**The task:**
Reproduce the listing below without any change.

**Records shown:**
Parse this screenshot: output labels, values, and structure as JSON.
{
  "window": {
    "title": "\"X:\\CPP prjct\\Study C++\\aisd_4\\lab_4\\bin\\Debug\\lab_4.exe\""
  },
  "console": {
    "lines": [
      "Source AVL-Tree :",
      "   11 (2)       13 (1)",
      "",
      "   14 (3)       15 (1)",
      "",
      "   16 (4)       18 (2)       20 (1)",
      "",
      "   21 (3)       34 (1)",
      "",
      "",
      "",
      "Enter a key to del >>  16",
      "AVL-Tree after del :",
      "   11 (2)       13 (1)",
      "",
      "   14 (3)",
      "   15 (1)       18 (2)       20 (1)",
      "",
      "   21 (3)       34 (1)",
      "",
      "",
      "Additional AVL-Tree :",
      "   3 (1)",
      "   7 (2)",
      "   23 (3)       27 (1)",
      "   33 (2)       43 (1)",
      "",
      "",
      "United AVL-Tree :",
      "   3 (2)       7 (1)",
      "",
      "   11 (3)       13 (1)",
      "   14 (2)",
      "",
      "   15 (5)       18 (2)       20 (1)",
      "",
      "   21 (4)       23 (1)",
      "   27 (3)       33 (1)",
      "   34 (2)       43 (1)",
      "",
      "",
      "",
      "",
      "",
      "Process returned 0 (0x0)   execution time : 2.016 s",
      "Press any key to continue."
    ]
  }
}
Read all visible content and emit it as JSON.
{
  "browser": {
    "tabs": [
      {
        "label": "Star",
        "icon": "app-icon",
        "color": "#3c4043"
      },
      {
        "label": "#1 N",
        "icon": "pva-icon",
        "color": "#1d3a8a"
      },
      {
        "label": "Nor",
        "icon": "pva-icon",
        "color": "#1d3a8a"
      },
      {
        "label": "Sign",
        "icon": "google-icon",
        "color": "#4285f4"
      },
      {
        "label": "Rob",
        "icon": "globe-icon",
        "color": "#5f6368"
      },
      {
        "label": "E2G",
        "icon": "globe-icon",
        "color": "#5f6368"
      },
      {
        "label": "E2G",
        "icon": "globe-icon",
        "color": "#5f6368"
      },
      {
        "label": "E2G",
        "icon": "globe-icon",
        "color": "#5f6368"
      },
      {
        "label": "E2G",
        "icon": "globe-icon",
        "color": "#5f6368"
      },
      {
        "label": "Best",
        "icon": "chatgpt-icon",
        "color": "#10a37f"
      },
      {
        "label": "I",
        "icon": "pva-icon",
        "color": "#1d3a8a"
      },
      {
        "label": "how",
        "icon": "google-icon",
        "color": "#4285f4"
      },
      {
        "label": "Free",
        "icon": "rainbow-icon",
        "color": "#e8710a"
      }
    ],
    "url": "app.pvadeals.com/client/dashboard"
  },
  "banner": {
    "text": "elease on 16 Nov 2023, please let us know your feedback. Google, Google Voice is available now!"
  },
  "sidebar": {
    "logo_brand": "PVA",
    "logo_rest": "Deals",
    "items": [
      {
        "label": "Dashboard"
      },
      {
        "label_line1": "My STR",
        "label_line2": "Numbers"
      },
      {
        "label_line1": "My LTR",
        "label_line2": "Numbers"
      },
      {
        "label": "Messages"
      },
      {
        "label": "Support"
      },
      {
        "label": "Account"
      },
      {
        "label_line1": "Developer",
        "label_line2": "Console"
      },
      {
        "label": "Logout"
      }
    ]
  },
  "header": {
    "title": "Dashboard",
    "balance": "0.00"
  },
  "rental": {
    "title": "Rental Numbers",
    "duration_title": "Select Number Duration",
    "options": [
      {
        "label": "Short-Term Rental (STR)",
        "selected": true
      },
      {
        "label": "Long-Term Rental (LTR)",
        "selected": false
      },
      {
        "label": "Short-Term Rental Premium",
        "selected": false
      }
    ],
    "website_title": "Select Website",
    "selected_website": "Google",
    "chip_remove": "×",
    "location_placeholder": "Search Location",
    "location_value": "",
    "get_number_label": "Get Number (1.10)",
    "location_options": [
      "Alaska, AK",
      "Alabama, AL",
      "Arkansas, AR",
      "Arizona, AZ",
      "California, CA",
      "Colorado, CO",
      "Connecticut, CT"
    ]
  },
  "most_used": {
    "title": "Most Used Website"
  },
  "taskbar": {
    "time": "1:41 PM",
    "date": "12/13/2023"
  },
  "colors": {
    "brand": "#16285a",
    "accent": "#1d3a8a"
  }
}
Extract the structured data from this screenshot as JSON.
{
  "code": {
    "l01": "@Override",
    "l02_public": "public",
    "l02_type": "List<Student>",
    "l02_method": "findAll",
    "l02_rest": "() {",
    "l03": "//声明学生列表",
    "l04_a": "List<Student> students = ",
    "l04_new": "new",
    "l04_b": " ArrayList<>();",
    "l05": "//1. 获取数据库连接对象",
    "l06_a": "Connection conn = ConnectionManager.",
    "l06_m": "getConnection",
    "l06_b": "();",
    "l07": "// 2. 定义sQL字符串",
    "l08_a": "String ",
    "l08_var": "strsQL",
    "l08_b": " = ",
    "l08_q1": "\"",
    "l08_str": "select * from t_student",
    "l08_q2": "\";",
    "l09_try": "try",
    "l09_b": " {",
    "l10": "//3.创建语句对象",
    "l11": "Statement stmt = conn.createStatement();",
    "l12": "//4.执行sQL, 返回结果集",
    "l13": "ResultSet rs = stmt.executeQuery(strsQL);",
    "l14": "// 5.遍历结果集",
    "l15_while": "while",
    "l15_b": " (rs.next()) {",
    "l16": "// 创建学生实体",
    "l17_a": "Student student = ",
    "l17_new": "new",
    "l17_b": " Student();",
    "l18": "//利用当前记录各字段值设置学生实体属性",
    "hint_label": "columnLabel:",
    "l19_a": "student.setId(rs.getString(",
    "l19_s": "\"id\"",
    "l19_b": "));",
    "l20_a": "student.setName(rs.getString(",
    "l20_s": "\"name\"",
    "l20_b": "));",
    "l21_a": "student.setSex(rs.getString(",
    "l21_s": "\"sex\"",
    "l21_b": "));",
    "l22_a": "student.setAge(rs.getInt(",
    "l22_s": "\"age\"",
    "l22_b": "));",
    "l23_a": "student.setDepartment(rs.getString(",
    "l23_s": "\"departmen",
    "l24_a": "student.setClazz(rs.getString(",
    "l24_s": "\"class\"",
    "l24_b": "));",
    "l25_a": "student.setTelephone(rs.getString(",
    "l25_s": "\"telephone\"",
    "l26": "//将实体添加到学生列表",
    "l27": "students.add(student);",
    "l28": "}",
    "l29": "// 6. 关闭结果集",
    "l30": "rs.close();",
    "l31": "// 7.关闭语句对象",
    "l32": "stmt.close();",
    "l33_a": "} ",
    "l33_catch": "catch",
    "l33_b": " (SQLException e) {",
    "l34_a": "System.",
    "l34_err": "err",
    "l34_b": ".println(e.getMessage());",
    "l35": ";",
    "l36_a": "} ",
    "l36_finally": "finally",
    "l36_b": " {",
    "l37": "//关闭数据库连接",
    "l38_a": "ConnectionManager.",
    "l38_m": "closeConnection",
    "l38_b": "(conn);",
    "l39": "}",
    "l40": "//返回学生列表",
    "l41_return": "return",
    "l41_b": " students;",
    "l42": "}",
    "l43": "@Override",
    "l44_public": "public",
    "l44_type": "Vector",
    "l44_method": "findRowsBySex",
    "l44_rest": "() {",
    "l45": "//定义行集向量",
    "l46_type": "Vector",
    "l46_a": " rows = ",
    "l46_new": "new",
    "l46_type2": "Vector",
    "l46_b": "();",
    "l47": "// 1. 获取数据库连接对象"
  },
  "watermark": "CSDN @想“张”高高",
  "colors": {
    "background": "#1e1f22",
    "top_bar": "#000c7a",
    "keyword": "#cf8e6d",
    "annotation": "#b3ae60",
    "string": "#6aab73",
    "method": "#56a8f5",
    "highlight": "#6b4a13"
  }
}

**Task result:**
Parse this screenshot: output labels, values, and structure as JSON.
{
  "window": {
    "title": "\"X:\\CPP prjct\\Study C++\\aisd_4\\lab_4\\bin\\Debug\\lab_4.exe\""
  },
  "console": {
    "lines": [
      "Source AVL-Tree :",
      "   11 (2)       13 (1)",
      "",
      "   14 (3)       15 (1)",
      "",
      "   16 (4)       18 (2)       20 (1)",
      "",
      "   21 (3)       34 (1)",
      "",
      "",
      "",
      "Enter a key to del >>  16",
      "AVL-Tree after del :",
      "   11 (2)       13 (1)",
      "",
      "   14 (3)",
      "   15 (1)       18 (2)       20 (1)",
      "",
      "   21 (3)       34 (1)",
      "",
      "",
      "Additional AVL-Tree :",
      "   3 (1)",
      "   7 (2)",
      "   23 (3)       27 (1)",
      "   33 (2)       43 (1)",
      "",
      "",
      "United AVL-Tree :",
      "   3 (2)       7 (1)",
      "",
      "   11 (3)       13 (1)",
      "   14 (2)",
      "",
      "   15 (5)       18 (2)       20 (1)",
      "",
      "   21 (4)       23 (1)",
      "   27 (3)       33 (1)",
      "   34 (2)       43 (1)",
      "",
      "",
      "",
      "",
      "",
      "Process returned 0 (0x0)   execution time : 2.016 s",
      "Press any key to continue."
    ]
  }
}
Read all visible content and emit it as JSON.
{
  "browser": {
    "tabs": [
      {
        "label": "Star",
        "icon": "app-icon",
        "color": "#3c4043"
      },
      {
        "label": "#1 N",
        "icon": "pva-icon",
        "color": "#1d3a8a"
      },
      {
        "label": "Nor",
        "icon": "pva-icon",
        "color": "#1d3a8a"
      },
      {
        "label": "Sign",
        "icon": "google-icon",
        "color": "#4285f4"
      },
      {
        "label": "Rob",
        "icon": "globe-icon",
        "color": "#5f6368"
      },
      {
        "label": "E2G",
        "icon": "globe-icon",
        "color": "#5f6368"
      },
      {
        "label": "E2G",
        "icon": "globe-icon",
        "color": "#5f6368"
      },
      {
        "label": "E2G",
        "icon": "globe-icon",
        "color": "#5f6368"
      },
      {
        "label": "E2G",
        "icon": "globe-icon",
        "color": "#5f6368"
      },
      {
        "label": "Best",
        "icon": "chatgpt-icon",
        "color": "#10a37f"
      },
      {
        "label": "I",
        "icon": "pva-icon",
        "color": "#1d3a8a"
      },
      {
        "label": "how",
        "icon": "google-icon",
        "color": "#4285f4"
      },
      {
        "label": "Free",
        "icon": "rainbow-icon",
        "color": "#e8710a"
      }
    ],
    "url": "app.pvadeals.com/client/dashboard"
  },
  "banner": {
    "text": "elease on 16 Nov 2023, please let us know your feedback. Google, Google Voice is available now!"
  },
  "sidebar": {
    "logo_brand": "PVA",
    "logo_rest": "Deals",
    "items": [
      {
        "label": "Dashboard"
      },
      {
        "label_line1": "My STR",
        "label_line2": "Numbers"
      },
      {
        "label_line1": "My LTR",
        "label_line2": "Numbers"
      },
      {
        "label": "Messages"
      },
      {
        "label": "Support"
      },
      {
        "label": "Account"
      },
      {
        "label_line1": "Developer",
        "label_line2": "Console"
      },
      {
        "label": "Logout"
      }
    ]
  },
  "header": {
    "title": "Dashboard",
    "balance": "0.00"
  },
  "rental": {
    "title": "Rental Numbers",
    "duration_title": "Select Number Duration",
    "options": [
      {
        "label": "Short-Term Rental (STR)",
        "selected": true
      },
      {
        "label": "Long-Term Rental (LTR)",
        "selected": false
      },
      {
        "label": "Short-Term Rental Premium",
        "selected": false
      }
    ],
    "website_title": "Select Website",
    "selected_website": "Google",
    "chip_remove": "×",
    "location_placeholder": "Search Location",
    "location_value": "",
    "get_number_label": "Get Number (1.10)",
    "location_options": [
      "Alaska, AK",
      "Alabama, AL",
      "Arkansas, AR",
      "Arizona, AZ",
      "California, CA",
      "Colorado, CO",
      "Connecticut, CT"
    ]
  },
  "most_used": {
    "title": "Most Used Website"
  },
  "taskbar": {
    "time": "1:41 PM",
    "date": "12/13/2023"
  },
  "colors": {
    "brand": "#16285a",
    "accent": "#1d3a8a"
  }
}
Extract the structured data from this screenshot as JSON.
{
  "code": {
    "l01": "@Override",
    "l02_public": "public",
    "l02_type": "List<Student>",
    "l02_method": "findAll",
    "l02_rest": "() {",
    "l03": "//声明学生列表",
    "l04_a": "List<Student> students = ",
    "l04_new": "new",
    "l04_b": " ArrayList<>();",
    "l05": "//1. 获取数据库连接对象",
    "l06_a": "Connection conn = ConnectionManager.",
    "l06_m": "getConnection",
    "l06_b": "();",
    "l07": "// 2. 定义sQL字符串",
    "l08_a": "String ",
    "l08_var": "strsQL",
    "l08_b": " = ",
    "l08_q1": "\"",
    "l08_str": "select * from t_student",
    "l08_q2": "\";",
    "l09_try": "try",
    "l09_b": " {",
    "l10": "//3.创建语句对象",
    "l11": "Statement stmt = conn.createStatement();",
    "l12": "//4.执行sQL, 返回结果集",
    "l13": "ResultSet rs = stmt.executeQuery(strsQL);",
    "l14": "// 5.遍历结果集",
    "l15_while": "while",
    "l15_b": " (rs.next()) {",
    "l16": "// 创建学生实体",
    "l17_a": "Student student = ",
    "l17_new": "new",
    "l17_b": " Student();",
    "l18": "//利用当前记录各字段值设置学生实体属性",
    "hint_label": "columnLabel:",
    "l19_a": "student.setId(rs.getString(",
    "l19_s": "\"id\"",
    "l19_b": "));",
    "l20_a": "student.setName(rs.getString(",
    "l20_s": "\"name\"",
    "l20_b": "));",
    "l21_a": "student.setSex(rs.getString(",
    "l21_s": "\"sex\"",
    "l21_b": "));",
    "l22_a": "student.setAge(rs.getInt(",
    "l22_s": "\"age\"",
    "l22_b": "));",
    "l23_a": "student.setDepartment(rs.getString(",
    "l23_s": "\"departmen",
    "l24_a": "student.setClazz(rs.getString(",
    "l24_s": "\"class\"",
    "l24_b": "));",
    "l25_a": "student.setTelephone(rs.getString(",
    "l25_s": "\"telephone\"",
    "l26": "//将实体添加到学生列表",
    "l27": "students.add(student);",
    "l28": "}",
    "l29": "// 6. 关闭结果集",
    "l30": "rs.close();",
    "l31": "// 7.关闭语句对象",
    "l32": "stmt.close();",
    "l33_a": "} ",
    "l33_catch": "catch",
    "l33_b": " (SQLException e) {",
    "l34_a": "System.",
    "l34_err": "err",
    "l34_b": ".println(e.getMessage());",
    "l35": ";",
    "l36_a": "} ",
    "l36_finally": "finally",
    "l36_b": " {",
    "l37": "//关闭数据库连接",
    "l38_a": "ConnectionManager.",
    "l38_m": "closeConnection",
    "l38_b": "(conn);",
    "l39": "}",
    "l40": "//返回学生列表",
    "l41_return": "return",
    "l41_b": " students;",
    "l42": "}",
    "l43": "@Override",
    "l44_public": "public",
    "l44_type": "Vector",
    "l44_method": "findRowsBySex",
    "l44_rest": "() {",
    "l45": "//定义行集向量",
    "l46_type": "Vector",
    "l46_a": " rows = ",
    "l46_new": "new",
    "l46_type2": "Vector",
    "l46_b": "();",
    "l47": "// 1. 获取数据库连接对象"
  },
  "watermark": "CSDN @想“张”高高",
  "colors": {
    "background": "#1e1f22",
    "top_bar": "#000c7a",
    "keyword": "#cf8e6d",
    "annotation": "#b3ae60",
    "string": "#6aab73",
    "method": "#56a8f5",
    "highlight": "#6b4a13"
  }
}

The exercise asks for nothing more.